_WHAT NEEDS TO BE DONE_: Copy all lines in which the word "образованию" can be found.

_GIVEN ENTRIES_:
---*---

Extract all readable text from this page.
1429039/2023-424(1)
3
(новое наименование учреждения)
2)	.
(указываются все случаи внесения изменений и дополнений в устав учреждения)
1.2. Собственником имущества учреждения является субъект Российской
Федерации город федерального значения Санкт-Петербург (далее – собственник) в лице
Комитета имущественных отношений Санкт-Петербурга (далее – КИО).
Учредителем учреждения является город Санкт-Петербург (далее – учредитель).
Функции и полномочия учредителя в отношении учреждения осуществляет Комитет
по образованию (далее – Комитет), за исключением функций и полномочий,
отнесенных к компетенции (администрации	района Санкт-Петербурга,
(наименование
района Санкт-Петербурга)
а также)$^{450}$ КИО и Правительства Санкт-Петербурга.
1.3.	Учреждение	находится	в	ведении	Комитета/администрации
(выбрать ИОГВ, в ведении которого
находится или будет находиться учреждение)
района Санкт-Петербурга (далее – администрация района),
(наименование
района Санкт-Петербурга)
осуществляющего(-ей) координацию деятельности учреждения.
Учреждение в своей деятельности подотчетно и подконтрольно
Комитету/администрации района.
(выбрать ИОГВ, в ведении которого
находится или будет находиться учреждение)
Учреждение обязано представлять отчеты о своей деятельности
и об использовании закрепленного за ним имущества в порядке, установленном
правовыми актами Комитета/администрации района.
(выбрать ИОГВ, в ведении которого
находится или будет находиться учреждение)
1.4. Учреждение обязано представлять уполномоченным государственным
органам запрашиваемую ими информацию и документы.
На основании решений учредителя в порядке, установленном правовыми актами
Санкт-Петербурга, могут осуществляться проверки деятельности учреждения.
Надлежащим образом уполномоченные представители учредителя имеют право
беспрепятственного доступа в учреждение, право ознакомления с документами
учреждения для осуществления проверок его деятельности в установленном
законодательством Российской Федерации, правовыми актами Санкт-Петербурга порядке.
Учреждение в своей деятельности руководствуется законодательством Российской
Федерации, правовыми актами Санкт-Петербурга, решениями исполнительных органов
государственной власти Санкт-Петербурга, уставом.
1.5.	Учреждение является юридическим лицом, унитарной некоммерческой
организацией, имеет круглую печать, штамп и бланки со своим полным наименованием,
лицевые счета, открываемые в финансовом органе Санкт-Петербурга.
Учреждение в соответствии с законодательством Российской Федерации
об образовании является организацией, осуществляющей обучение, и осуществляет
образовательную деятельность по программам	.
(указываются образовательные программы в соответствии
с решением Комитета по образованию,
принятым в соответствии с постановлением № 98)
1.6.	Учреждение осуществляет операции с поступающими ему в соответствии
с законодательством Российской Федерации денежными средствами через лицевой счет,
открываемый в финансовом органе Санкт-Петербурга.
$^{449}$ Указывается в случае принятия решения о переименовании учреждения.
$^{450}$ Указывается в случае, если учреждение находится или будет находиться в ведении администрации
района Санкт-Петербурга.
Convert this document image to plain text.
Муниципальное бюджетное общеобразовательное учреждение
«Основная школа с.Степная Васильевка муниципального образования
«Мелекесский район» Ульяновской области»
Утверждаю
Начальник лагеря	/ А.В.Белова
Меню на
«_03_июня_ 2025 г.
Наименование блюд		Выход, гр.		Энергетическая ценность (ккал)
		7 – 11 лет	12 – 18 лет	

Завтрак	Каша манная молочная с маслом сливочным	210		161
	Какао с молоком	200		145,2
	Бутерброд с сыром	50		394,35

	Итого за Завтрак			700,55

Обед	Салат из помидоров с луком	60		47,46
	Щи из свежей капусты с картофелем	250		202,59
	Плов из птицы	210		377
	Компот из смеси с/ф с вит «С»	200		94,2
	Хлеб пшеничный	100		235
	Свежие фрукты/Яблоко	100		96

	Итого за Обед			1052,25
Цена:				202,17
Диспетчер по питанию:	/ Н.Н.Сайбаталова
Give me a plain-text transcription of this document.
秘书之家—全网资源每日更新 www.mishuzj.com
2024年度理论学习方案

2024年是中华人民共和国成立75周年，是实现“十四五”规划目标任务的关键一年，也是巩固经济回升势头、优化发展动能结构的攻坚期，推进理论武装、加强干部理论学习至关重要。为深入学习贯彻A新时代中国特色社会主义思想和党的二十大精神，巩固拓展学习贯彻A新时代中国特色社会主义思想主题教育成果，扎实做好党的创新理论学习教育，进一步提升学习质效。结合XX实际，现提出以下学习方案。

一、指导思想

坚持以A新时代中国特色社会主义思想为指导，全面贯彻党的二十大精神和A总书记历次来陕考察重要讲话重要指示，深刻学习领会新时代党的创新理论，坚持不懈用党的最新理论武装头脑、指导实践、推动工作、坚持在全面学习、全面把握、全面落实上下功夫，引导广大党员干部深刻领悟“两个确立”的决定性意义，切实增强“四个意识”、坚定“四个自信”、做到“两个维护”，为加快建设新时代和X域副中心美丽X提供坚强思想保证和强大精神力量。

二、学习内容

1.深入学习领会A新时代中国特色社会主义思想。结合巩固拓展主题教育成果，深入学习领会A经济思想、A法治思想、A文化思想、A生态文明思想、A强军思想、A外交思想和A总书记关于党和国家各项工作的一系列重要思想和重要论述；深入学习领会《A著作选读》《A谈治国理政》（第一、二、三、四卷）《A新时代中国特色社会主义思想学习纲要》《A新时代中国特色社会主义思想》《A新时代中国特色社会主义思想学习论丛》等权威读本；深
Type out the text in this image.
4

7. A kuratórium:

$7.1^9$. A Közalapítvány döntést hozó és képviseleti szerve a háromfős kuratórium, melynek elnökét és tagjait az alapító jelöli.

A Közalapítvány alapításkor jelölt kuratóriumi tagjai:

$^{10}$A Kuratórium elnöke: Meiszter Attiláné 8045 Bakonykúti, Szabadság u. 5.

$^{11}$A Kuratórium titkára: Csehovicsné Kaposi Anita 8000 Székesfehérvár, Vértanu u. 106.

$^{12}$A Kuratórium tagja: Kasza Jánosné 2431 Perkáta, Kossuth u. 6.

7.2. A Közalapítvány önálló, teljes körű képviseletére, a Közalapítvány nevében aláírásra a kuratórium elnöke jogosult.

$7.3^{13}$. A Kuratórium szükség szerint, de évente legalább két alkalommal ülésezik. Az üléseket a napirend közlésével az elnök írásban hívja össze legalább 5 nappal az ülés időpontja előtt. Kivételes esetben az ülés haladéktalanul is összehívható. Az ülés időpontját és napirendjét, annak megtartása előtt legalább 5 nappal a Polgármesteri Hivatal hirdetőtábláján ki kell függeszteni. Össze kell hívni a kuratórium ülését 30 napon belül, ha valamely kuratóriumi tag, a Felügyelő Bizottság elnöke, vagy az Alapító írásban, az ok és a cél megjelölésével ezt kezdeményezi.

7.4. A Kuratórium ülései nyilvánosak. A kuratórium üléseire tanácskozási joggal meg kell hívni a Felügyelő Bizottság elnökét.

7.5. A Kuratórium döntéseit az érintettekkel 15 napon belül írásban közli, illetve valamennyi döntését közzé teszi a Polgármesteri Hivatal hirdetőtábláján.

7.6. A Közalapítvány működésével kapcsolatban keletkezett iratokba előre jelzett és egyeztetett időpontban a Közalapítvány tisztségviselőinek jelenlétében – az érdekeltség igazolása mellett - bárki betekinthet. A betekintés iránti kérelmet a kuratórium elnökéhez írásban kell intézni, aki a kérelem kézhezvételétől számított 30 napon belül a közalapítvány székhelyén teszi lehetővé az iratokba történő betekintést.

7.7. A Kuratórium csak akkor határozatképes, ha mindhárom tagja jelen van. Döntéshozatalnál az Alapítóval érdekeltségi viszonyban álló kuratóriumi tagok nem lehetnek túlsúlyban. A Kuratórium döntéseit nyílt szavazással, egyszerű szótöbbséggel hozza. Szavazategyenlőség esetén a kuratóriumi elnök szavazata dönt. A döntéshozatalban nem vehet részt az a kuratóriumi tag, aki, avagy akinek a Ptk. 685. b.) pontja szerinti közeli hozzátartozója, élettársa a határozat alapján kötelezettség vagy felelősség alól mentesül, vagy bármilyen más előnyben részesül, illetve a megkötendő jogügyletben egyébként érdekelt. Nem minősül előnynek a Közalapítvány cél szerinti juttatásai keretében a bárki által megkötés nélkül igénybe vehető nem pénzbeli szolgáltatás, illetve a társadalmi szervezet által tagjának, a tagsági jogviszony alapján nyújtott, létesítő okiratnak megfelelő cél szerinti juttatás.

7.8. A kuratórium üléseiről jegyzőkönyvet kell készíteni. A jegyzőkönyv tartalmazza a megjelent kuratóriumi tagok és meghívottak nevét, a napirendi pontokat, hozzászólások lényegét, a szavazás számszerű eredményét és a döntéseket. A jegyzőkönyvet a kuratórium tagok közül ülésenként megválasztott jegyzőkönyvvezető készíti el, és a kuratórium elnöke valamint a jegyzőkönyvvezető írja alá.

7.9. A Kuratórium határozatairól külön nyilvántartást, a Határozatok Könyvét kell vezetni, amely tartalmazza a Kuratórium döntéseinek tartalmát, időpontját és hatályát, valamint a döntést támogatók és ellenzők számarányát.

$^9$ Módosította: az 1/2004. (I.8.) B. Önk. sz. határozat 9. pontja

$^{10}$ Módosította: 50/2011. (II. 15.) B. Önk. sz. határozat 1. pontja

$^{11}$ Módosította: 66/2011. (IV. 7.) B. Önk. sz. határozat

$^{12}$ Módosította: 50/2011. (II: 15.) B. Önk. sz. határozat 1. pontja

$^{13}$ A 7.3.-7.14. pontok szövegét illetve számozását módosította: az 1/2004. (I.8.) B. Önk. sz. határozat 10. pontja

---*---

_ANSWER BELOW_:
по образованию (далее – Комитет), за исключением функций и полномочий,
с решением Комитета по образованию,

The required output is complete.